• _Material for this task_
┄┄┄┄┄┄┄┄┄┄
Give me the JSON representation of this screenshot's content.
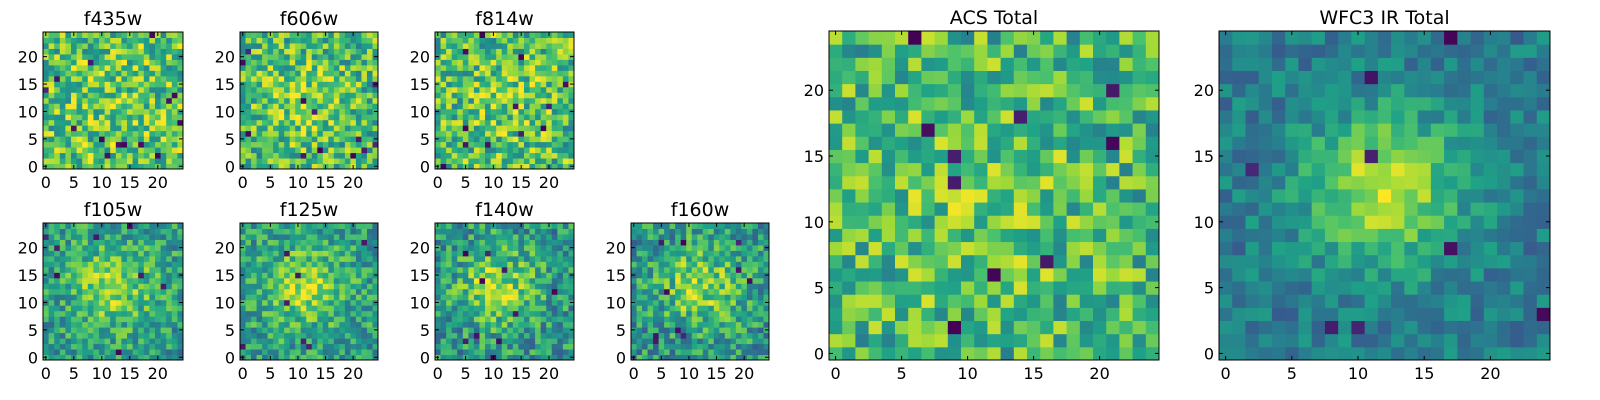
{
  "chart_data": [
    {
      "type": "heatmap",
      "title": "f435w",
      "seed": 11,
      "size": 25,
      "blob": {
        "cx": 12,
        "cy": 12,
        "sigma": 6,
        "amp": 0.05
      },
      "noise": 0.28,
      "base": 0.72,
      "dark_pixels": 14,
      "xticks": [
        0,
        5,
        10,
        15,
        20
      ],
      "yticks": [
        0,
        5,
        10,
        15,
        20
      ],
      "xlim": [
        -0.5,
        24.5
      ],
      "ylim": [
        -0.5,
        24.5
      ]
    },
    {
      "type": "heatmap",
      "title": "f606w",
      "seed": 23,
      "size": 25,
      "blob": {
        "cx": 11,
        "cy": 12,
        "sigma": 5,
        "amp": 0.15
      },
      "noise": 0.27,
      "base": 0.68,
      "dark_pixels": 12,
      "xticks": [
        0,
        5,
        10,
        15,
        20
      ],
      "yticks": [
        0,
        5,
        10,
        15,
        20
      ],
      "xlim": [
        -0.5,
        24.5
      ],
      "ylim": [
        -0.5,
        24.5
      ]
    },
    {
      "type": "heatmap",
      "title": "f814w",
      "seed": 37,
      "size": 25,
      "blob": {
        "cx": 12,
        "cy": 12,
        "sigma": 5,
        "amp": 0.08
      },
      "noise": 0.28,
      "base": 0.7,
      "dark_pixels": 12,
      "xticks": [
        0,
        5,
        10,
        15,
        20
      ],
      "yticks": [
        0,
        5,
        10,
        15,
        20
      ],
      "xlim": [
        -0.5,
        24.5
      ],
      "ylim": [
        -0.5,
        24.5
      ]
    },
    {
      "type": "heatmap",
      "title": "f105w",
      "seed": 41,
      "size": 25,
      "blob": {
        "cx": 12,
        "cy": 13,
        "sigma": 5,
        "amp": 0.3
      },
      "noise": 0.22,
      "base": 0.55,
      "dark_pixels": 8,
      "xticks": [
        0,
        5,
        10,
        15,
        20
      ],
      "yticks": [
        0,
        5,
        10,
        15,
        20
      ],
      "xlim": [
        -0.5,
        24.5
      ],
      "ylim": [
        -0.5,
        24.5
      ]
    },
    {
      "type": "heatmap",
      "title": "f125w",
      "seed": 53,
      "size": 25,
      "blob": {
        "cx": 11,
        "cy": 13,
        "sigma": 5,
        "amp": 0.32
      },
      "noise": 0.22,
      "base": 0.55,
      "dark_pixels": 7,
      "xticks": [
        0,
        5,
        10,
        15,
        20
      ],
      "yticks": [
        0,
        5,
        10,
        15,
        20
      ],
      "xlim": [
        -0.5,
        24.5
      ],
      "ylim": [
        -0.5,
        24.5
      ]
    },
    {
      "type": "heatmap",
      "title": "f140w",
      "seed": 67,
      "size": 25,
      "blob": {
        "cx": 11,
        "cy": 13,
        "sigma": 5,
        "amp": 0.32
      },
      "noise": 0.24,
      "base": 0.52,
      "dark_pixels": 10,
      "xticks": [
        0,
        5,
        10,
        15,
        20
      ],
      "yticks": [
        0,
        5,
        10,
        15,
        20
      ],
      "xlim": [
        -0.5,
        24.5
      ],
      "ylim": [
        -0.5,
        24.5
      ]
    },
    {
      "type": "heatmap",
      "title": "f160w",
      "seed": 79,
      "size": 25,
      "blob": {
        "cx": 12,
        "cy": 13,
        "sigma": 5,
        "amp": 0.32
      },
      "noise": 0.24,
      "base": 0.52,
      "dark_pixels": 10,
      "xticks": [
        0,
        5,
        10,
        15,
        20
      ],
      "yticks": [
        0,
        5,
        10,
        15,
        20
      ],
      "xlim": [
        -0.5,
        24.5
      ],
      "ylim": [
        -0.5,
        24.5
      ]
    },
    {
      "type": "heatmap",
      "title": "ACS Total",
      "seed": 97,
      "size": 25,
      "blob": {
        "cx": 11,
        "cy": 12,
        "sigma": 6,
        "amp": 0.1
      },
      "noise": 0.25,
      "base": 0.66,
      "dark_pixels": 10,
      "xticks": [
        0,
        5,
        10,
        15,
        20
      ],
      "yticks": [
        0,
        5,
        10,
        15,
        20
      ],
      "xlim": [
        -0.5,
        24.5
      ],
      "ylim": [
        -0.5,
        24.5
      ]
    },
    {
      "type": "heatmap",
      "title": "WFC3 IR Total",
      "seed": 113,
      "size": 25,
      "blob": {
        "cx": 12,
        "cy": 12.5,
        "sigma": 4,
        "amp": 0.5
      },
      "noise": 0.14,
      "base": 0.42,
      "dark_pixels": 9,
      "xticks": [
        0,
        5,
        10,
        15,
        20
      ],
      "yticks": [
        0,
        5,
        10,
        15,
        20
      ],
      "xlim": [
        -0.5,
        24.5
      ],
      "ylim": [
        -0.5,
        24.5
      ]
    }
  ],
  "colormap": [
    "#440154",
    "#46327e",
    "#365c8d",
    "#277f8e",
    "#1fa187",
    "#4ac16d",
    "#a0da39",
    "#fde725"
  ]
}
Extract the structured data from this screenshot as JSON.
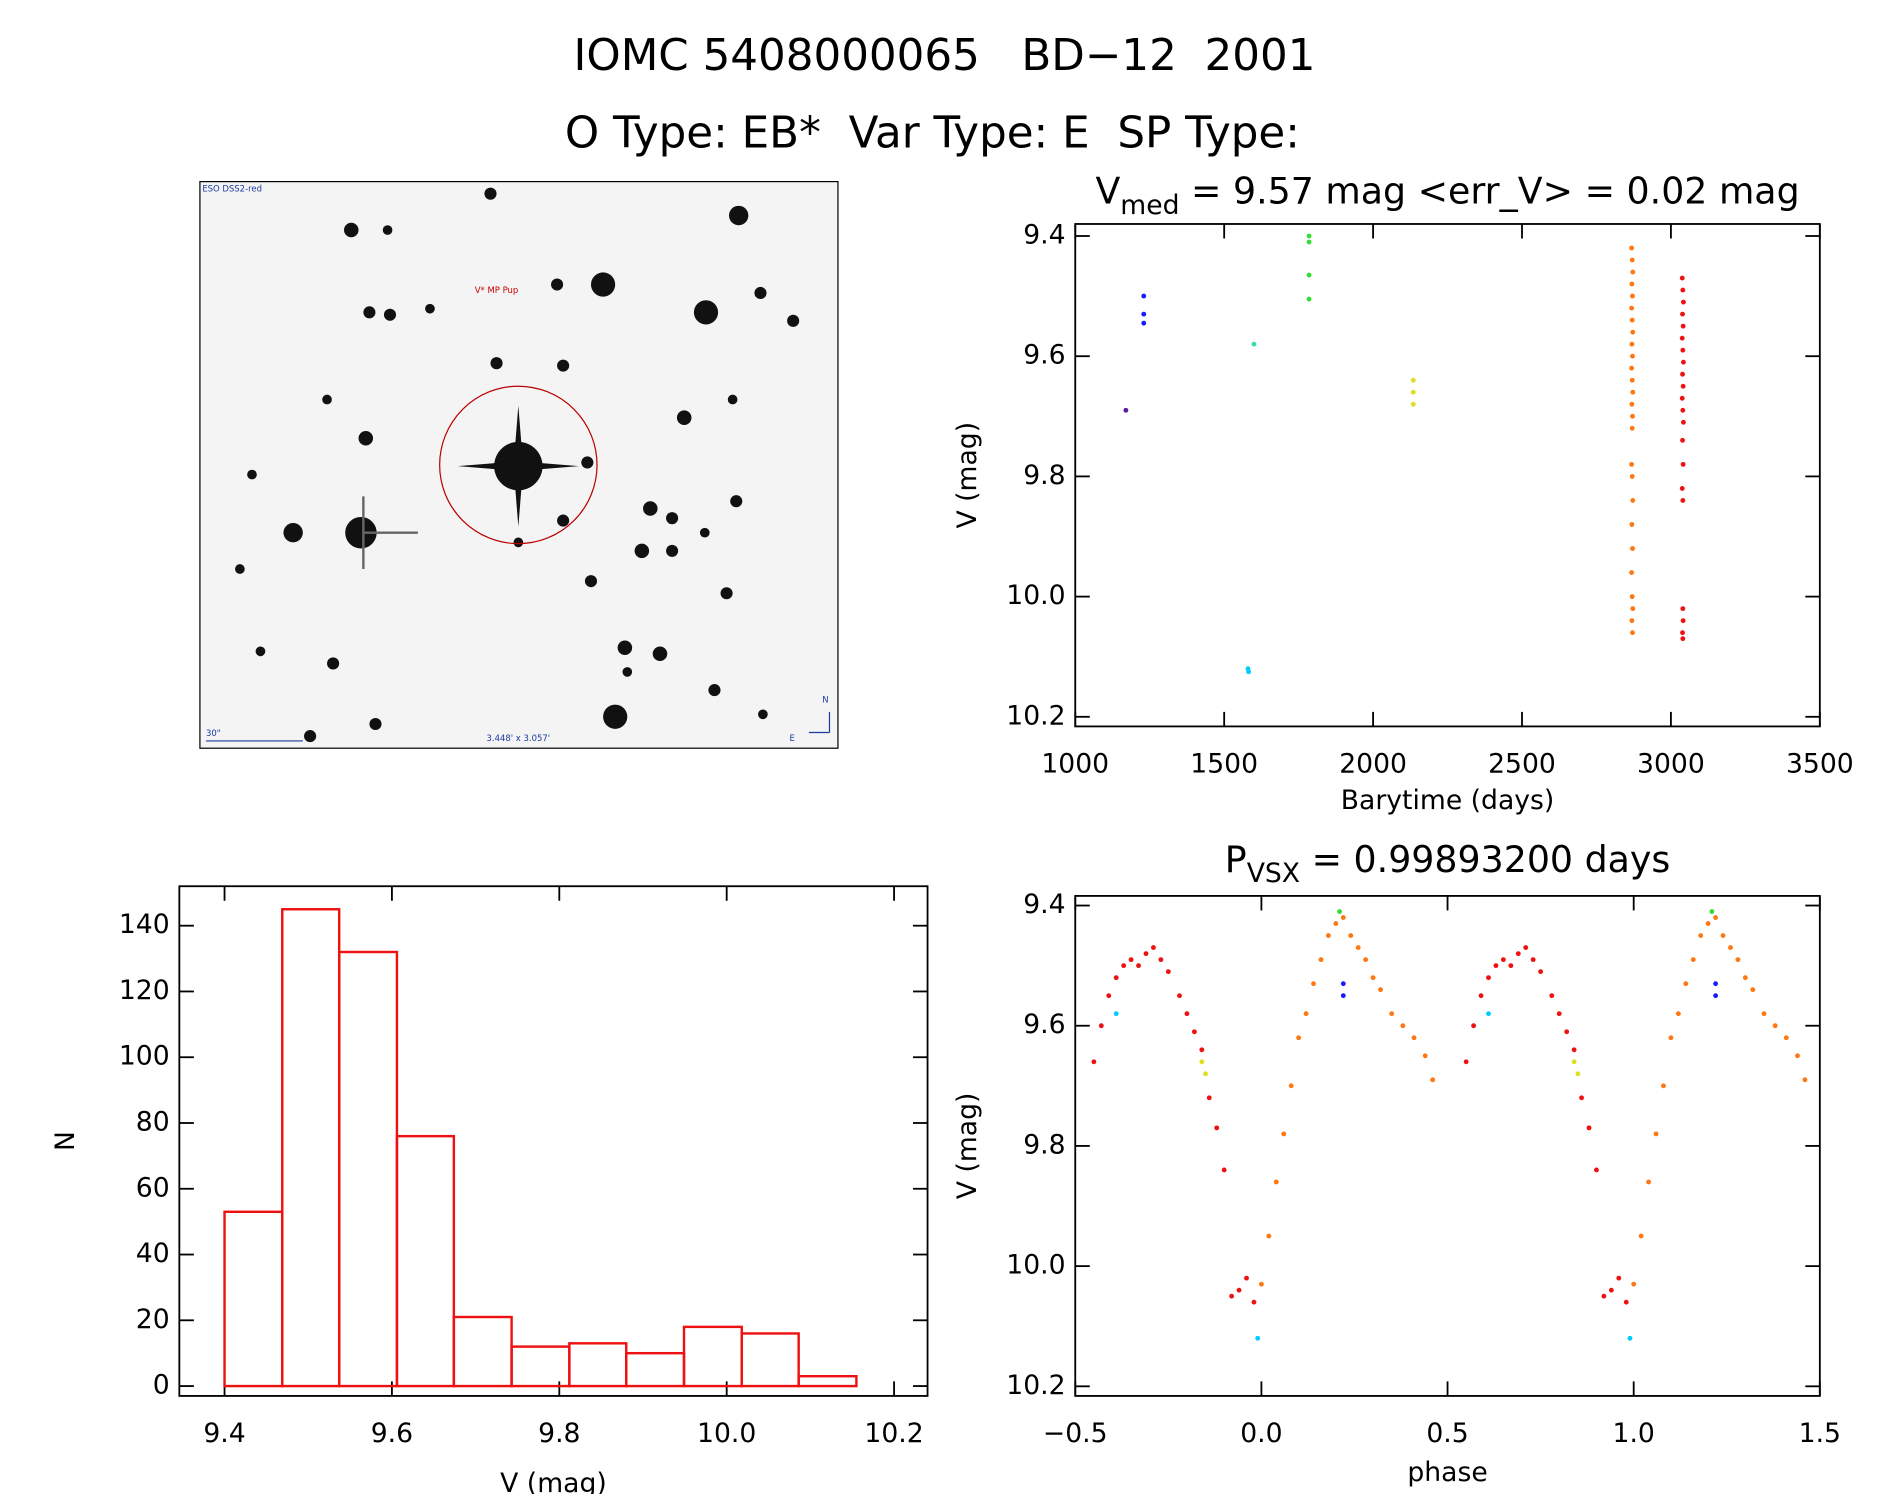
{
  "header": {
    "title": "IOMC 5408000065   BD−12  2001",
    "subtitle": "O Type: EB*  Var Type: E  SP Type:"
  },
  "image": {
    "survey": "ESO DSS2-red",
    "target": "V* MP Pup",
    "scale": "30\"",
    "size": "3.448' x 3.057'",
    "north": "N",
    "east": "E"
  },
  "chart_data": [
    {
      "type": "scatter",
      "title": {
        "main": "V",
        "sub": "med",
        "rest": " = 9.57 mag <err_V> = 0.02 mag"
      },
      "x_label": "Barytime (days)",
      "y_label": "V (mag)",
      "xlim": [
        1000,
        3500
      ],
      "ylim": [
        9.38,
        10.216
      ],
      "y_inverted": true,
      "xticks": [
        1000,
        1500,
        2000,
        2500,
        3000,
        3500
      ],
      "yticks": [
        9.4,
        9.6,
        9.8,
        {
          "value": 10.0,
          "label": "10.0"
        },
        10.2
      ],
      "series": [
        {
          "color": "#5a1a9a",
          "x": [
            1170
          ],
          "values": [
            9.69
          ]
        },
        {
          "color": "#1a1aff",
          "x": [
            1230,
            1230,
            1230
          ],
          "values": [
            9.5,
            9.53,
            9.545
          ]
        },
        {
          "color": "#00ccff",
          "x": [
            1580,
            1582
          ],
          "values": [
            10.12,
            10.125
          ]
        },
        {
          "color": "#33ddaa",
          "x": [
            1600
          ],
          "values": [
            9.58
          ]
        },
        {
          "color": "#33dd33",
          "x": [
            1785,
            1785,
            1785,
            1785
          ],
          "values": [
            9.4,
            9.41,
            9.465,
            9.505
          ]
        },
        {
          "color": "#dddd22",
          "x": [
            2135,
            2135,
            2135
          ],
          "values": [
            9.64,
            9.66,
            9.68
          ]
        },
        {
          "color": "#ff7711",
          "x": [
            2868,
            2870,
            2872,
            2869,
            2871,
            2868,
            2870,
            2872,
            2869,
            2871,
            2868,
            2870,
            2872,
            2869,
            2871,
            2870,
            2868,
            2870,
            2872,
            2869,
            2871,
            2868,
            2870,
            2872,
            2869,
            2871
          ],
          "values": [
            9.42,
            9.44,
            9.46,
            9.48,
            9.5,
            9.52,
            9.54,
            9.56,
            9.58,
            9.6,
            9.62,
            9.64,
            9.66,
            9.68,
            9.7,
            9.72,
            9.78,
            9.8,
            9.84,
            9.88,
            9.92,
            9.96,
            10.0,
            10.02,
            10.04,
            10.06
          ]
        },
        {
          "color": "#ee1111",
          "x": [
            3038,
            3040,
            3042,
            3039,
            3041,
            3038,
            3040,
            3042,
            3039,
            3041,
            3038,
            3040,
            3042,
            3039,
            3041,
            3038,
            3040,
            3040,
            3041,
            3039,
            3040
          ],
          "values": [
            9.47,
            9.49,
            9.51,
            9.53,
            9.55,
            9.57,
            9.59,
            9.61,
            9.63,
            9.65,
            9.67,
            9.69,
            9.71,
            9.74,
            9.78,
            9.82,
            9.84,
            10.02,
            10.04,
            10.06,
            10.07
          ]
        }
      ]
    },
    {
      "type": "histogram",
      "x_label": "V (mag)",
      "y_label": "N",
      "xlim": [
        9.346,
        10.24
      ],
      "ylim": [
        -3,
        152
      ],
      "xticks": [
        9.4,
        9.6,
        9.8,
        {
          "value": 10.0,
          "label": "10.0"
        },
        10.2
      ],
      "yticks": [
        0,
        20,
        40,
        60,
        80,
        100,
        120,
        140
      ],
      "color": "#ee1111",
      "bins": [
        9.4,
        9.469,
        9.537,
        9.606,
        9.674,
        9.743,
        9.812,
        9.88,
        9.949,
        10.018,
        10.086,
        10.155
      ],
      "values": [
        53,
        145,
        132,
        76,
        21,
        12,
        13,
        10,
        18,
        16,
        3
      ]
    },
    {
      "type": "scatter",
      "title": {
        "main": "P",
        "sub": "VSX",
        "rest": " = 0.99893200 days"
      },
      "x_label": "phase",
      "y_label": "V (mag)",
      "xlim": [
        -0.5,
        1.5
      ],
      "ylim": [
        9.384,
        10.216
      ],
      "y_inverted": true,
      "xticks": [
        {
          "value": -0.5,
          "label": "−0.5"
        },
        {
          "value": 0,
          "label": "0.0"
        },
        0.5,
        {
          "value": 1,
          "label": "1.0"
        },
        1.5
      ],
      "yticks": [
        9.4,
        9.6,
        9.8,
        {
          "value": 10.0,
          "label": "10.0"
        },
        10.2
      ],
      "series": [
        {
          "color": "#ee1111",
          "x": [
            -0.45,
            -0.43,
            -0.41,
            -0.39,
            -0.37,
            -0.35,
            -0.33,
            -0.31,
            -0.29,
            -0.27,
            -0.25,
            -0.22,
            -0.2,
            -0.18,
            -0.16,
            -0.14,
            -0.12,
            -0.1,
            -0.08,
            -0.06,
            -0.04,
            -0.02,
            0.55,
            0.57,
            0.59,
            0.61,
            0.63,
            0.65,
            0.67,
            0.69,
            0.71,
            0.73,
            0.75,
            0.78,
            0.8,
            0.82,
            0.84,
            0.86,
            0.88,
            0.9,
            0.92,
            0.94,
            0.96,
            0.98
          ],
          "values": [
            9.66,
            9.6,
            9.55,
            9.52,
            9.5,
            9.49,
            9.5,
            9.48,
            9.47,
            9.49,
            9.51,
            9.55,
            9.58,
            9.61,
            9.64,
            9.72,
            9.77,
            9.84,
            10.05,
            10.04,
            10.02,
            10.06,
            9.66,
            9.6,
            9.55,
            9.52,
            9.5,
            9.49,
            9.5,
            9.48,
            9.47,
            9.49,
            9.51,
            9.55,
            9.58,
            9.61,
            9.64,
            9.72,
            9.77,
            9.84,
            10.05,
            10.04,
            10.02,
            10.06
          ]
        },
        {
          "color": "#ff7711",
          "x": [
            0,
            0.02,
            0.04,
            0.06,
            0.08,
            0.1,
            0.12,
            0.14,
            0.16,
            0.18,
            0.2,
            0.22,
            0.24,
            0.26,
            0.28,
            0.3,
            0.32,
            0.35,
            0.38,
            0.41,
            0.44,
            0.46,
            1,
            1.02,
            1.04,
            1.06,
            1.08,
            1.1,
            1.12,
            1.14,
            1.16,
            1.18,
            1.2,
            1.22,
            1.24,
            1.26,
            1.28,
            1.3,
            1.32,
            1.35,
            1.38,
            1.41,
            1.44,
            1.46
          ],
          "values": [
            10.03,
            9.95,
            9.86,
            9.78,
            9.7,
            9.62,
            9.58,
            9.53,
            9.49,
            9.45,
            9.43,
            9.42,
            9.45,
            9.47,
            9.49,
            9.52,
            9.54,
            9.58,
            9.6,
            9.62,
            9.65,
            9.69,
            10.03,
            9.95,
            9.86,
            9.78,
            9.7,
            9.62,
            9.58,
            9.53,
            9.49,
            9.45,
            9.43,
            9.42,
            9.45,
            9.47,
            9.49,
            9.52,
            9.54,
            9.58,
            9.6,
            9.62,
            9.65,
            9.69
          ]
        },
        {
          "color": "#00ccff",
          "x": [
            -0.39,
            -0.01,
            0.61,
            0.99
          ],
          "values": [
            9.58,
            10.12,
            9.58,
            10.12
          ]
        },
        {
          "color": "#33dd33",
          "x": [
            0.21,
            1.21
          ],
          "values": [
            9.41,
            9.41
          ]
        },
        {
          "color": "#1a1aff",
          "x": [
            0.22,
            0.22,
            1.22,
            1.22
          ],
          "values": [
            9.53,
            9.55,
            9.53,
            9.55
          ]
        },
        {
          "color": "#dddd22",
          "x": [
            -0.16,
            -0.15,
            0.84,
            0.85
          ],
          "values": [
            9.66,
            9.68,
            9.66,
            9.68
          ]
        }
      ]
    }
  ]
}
┄┄┄┄┄┄┄┄┄┄
• _Your objective_
Read the data above and pull out each line that holds the string "days".

• _Response for this exercise_
      "x_label": "Barytime (days)",
        "rest": " = 0.99893200 days"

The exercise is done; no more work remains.